SOURCE PASSAGE |
Referring to FIG. 5, the second roller, whether it be the roller 26 as depicted in FIG. 3 or the roller 39 as depicted in FIG. 6, is positively driven by a gear 46, which gear 46 is driven by the gear 36, which is in turn coupled to the axial gear 34 of a motor 33. Thus, as depicted in FIG. 5, both the first roller and the second roller are positively driven by the motor 33. Both the rollers 24, 26 of the embodiment shwon in FIG. 3, and the rollers 40, 39 of the embodiment shown in FIG. 6, are positively driven by the motor 33 in such a fashion that the external surface of the rollers, that is, the projection 31 of the roller 26 and a grooved portion 27 of the roller 24 (and, likewise, the projection 41 of the roller 39 and the groove 38 of the roller 40) rotate at the same linear speed. Hence, the incoming rod 21, when fed within the openings 32 or 44, is grasped about its periphery and pushed forward through the die 37, the pushing being applied to all the surfaces of the incoming rod 21 being uniform, that is, the tangential speed of the roller at the bottom portion of the rod 21 is identical to the tangential speed at the top surface of a rod 21.

Records of where elements appear |

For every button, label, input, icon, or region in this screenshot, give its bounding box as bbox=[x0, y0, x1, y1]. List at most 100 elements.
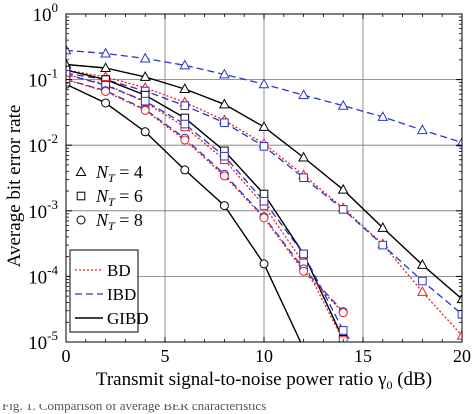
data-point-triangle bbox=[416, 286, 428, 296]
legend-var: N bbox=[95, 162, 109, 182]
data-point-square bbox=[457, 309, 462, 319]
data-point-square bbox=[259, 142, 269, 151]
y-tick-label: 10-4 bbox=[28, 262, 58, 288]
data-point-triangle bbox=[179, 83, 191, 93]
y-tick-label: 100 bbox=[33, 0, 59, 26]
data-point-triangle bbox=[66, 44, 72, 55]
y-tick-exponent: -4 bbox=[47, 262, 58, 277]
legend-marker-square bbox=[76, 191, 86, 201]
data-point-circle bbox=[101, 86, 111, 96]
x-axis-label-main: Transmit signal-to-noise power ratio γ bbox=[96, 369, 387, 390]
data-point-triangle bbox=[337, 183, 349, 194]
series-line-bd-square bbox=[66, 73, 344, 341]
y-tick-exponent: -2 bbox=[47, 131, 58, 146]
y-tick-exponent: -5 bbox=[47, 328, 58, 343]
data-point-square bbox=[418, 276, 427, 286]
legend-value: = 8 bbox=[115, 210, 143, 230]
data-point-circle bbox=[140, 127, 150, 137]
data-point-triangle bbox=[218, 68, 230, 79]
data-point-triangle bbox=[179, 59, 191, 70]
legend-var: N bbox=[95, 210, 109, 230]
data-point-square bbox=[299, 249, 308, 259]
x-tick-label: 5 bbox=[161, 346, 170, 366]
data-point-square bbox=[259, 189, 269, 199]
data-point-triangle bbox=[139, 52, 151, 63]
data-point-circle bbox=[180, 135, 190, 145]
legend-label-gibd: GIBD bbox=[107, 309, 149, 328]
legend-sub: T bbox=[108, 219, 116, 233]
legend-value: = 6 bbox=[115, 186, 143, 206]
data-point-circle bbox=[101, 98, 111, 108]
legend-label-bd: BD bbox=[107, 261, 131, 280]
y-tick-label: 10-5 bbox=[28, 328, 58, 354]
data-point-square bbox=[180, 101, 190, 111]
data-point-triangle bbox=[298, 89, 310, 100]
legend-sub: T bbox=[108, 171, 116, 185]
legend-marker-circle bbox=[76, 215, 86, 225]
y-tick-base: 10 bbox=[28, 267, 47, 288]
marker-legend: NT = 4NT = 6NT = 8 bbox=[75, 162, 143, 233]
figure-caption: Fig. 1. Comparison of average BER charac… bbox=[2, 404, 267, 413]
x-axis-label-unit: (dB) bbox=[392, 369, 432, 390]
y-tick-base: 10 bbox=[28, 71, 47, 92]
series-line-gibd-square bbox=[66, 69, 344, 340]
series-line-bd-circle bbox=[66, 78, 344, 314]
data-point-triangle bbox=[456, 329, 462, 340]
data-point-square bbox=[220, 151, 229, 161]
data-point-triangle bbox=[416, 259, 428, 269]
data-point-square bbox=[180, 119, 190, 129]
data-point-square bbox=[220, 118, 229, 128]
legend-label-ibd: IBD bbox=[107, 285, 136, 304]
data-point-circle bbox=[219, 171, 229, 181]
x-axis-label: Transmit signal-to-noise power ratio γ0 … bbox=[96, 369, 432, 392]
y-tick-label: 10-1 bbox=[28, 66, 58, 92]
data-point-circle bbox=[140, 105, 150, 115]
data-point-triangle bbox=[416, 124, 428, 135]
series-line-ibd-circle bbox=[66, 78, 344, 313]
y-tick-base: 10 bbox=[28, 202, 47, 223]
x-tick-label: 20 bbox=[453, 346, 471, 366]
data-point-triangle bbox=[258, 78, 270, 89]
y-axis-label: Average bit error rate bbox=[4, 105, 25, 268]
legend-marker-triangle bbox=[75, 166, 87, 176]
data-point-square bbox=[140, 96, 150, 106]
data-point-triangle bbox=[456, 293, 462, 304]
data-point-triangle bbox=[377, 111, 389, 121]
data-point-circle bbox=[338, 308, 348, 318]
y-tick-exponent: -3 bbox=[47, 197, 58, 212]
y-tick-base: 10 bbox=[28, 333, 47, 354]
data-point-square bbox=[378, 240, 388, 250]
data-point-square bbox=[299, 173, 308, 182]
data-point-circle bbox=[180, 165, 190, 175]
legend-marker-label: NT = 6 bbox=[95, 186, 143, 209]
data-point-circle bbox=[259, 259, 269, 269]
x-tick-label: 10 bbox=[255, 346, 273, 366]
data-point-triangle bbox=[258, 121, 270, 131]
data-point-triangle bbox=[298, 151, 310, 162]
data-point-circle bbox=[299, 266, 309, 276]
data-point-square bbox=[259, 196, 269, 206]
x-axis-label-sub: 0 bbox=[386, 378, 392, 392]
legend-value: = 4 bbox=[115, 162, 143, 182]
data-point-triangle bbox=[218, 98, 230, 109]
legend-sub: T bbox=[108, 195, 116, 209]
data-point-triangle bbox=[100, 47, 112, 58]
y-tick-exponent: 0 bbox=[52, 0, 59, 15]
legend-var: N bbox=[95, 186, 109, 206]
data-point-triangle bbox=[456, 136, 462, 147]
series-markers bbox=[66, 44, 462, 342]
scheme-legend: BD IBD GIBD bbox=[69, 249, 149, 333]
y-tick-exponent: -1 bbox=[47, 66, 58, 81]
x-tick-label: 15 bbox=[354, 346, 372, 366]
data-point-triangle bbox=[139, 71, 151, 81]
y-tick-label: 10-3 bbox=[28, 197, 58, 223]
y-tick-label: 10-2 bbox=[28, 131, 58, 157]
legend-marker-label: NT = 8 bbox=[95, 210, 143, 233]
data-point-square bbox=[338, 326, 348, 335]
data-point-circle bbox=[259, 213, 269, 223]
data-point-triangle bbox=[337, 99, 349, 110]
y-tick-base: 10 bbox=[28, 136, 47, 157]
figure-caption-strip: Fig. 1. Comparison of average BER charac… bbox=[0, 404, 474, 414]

EXERCISE INSTRUCTIONS |
(1) In the roller-drive passage, what directly drives gear 46?
(2) Continue the passage on the motor-driven rollers from the point where it stops.

EXPECTED RESULTS |
(1) Gear 46 is driven by gear 36, which is coupled to the axial gear 34 of motor 33.

(2)
Two powered rollers, in the embodiment of FIG. 5, one rotating clockwise while the other rotates counter-clockwise, drag the rod 21 by frictional means into the narrowing gap between the rollers. Note that the same concept works also when one roller is powered and the other is idling, as in the embodiment of FIG. 4. While one roller 24 contains a groove 27, the other 26 contains a matching protruding cylindrical ring 31 that enters the groove 27 to close it from above (see FIG. 3). Between the groove 27 and the protrusion 31, the gap is providing an open-ended chamber 32. Three walls of the chamber 32 are provided by the groove 31 and the fourth wall is provided by the outer surface of the protrusion (see FIG. 3). The incoming circular rod (workpiece) 21 contacts the walls of the chamber 32 initially at the entrance only along four limited points of contact. But progressing towards the die block and encountering resistance to the forward motion, the rod is upset. The area of contact increases and drag becomes more effective. This is also due to increased pressure between the upset rod and the walls of the chamber. Approaching the die 37, the rod may completely conform to the shape of the groove, or the corners may remain rounded to varying degrees. At the die block, the friction drag is providing enough pressure to cause the rod to extrude through the die opening. The die block fits into the groove and the protrusion to provide a closure for the exit side of the extrusion chamber (FIG. 2). Clearance between the die block and the groove and protrusion is minimal. The front face of the die block is at the place connecting the axis of symmetry of the two rollers.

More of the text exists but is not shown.